### WHAT THE TASK REQUIRES
Only a number is wanted: how many lines in these records contain the word "final"?

┄┄┄┄┄┄

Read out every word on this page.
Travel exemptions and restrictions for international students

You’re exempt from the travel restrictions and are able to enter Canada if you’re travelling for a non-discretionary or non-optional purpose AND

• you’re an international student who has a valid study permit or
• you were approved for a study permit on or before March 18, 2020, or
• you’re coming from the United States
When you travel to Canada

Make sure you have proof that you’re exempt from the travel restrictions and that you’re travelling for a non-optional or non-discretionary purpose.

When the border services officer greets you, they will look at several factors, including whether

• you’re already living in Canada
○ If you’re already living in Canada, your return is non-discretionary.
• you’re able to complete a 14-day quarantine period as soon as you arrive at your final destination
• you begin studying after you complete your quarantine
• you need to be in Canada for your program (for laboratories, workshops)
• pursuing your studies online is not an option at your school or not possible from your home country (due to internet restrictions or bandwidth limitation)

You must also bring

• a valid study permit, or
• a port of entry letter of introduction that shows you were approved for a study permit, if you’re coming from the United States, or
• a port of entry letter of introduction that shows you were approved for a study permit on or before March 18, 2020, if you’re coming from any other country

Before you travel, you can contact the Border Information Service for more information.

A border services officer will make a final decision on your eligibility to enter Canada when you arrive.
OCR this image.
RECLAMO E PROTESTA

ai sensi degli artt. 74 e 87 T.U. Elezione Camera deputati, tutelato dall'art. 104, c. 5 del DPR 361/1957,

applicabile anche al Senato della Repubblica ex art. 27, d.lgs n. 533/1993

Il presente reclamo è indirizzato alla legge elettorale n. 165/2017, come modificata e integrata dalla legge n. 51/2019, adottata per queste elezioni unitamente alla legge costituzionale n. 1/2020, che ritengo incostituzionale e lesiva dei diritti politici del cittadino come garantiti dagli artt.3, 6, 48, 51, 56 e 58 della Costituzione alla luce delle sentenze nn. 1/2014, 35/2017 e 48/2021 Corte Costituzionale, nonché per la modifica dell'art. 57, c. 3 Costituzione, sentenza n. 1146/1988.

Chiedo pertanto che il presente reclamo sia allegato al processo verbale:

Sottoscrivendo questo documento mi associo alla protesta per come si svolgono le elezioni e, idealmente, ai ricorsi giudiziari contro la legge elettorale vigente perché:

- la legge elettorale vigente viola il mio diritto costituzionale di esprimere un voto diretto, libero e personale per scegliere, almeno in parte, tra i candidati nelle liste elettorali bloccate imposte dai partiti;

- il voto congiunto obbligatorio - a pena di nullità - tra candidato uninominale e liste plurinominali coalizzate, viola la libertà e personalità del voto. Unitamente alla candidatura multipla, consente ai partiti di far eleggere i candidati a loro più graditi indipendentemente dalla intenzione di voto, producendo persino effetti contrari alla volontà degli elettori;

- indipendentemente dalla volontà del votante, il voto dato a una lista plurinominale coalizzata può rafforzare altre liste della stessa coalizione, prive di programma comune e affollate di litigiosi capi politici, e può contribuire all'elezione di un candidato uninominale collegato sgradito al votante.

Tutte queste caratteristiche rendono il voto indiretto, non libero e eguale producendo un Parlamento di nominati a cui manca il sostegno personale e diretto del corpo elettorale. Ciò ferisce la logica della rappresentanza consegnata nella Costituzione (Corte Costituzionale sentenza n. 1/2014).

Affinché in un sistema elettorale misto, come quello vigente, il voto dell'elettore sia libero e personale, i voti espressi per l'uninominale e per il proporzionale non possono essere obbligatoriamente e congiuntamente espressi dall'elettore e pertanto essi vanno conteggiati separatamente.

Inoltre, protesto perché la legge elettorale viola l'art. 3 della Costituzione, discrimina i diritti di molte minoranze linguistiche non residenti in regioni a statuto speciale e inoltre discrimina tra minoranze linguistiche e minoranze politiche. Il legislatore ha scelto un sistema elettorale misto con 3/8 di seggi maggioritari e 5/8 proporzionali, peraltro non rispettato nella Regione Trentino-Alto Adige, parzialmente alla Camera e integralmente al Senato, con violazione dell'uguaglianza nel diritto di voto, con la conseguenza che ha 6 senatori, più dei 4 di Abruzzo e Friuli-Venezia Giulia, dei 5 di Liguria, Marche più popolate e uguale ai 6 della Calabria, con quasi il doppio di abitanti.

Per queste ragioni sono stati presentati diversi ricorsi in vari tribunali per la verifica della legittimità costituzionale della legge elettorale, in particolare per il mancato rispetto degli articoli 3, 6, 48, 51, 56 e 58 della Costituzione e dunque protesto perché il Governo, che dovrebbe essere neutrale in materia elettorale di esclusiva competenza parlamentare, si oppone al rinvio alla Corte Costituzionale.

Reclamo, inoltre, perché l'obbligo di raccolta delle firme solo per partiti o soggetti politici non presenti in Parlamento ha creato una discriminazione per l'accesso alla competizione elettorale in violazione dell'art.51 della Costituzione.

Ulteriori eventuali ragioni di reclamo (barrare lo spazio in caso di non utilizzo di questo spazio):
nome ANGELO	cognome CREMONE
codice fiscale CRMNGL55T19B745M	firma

┄┄┄┄┄┄

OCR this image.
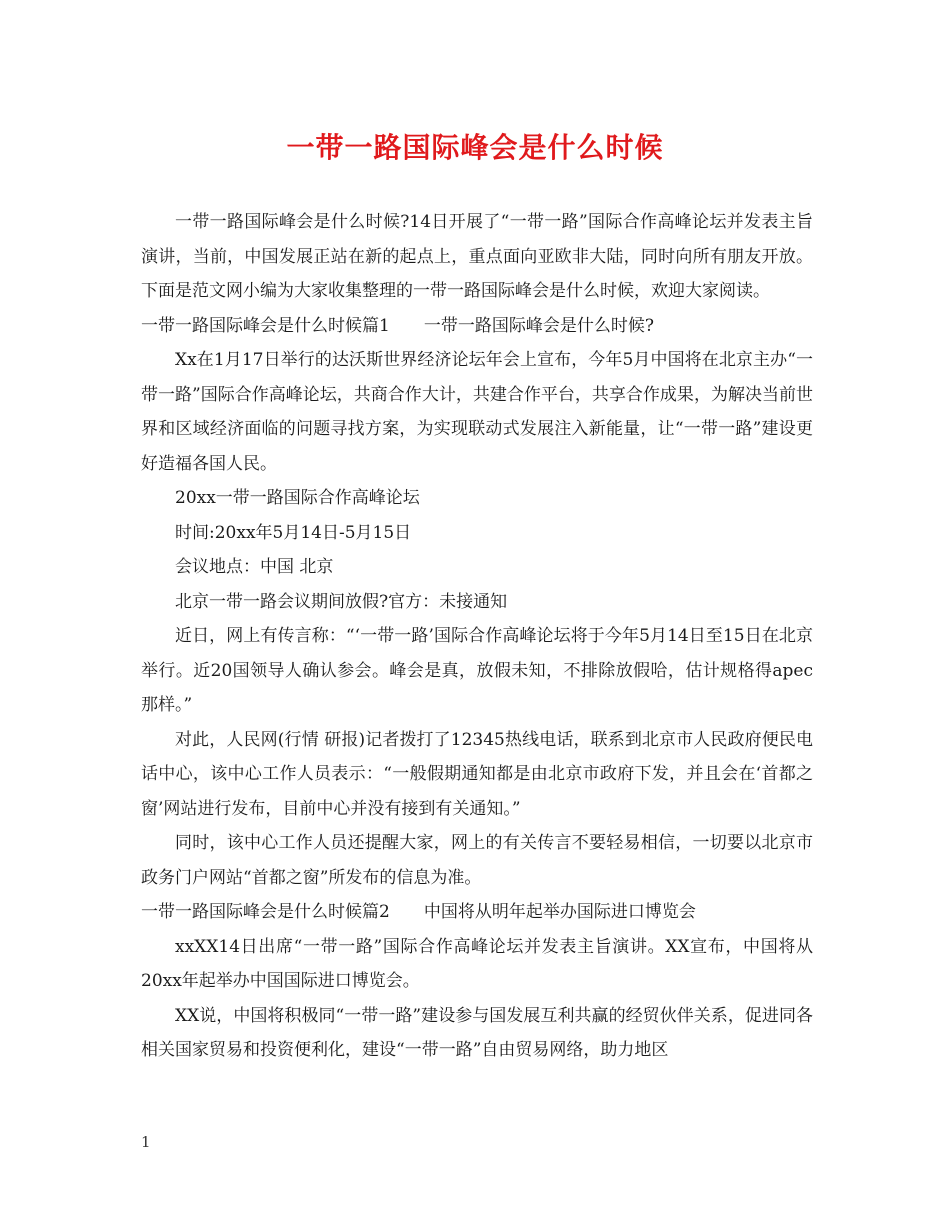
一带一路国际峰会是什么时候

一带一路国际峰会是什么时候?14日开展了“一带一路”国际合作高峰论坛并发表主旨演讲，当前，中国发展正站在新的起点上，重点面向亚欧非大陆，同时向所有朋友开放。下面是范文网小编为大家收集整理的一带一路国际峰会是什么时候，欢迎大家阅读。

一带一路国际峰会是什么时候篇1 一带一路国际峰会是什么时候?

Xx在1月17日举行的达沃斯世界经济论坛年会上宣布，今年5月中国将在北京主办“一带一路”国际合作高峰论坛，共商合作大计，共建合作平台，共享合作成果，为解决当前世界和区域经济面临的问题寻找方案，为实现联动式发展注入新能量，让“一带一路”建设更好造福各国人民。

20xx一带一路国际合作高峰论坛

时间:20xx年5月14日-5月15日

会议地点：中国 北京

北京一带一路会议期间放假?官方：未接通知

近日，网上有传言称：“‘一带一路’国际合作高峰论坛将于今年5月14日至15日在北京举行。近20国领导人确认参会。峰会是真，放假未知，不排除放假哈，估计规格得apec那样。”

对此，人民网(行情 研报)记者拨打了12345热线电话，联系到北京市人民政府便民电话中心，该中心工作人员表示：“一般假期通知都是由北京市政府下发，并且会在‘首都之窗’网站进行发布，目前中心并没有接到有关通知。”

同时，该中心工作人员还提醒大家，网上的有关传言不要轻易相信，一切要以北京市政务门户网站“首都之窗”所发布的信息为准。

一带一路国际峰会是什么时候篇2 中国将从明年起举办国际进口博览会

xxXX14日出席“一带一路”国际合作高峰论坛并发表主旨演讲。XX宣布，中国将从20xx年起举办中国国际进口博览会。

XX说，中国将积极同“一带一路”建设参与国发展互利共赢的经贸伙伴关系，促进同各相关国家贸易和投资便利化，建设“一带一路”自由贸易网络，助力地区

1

┄┄┄┄┄┄

### RESULT BELOW
2